| BRIEF |
Copy, in full, each line of the material that holds the word "VLOG".

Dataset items
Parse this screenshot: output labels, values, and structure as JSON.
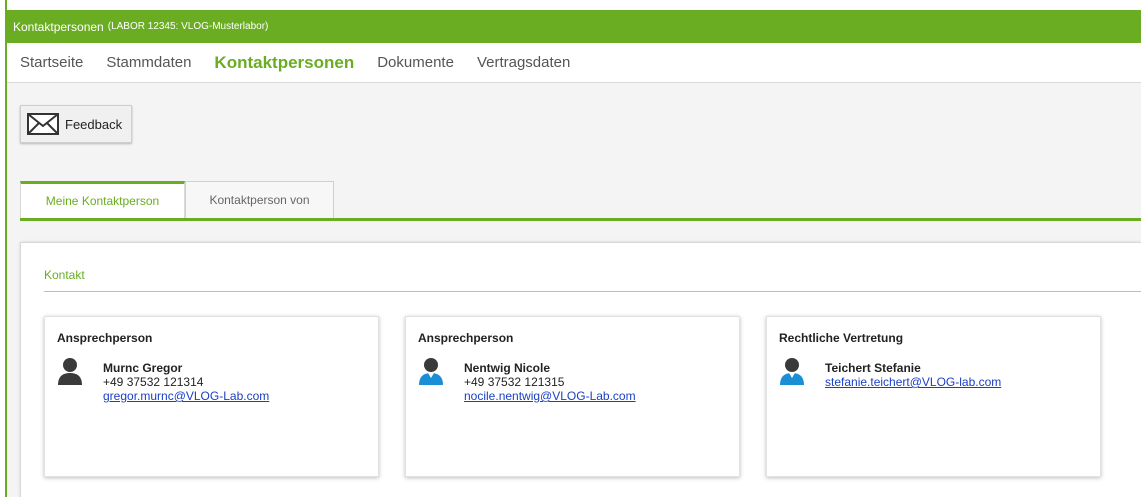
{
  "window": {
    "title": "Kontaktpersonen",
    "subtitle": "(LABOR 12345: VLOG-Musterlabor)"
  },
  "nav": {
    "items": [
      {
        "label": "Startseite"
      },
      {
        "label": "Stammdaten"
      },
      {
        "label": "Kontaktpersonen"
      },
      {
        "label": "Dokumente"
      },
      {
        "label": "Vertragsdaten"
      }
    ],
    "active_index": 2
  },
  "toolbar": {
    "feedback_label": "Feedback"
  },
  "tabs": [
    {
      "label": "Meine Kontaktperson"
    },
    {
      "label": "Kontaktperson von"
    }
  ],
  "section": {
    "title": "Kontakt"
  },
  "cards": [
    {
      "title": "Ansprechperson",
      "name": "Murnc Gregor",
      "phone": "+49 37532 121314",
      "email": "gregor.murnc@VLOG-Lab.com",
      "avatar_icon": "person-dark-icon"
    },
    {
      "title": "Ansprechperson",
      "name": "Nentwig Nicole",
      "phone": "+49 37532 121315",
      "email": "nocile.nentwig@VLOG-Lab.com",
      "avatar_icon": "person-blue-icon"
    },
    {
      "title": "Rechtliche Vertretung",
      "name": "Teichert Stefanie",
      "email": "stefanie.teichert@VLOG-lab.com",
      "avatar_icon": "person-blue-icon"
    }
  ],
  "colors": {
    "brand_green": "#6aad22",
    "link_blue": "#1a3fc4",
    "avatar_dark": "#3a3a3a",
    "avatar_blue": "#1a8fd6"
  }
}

| SOLVED EXERCISE |
    "subtitle": "(LABOR 12345: VLOG-Musterlabor)"
      "email": "gregor.murnc@VLOG-Lab.com",
      "email": "nocile.nentwig@VLOG-Lab.com",
      "email": "stefanie.teichert@VLOG-lab.com",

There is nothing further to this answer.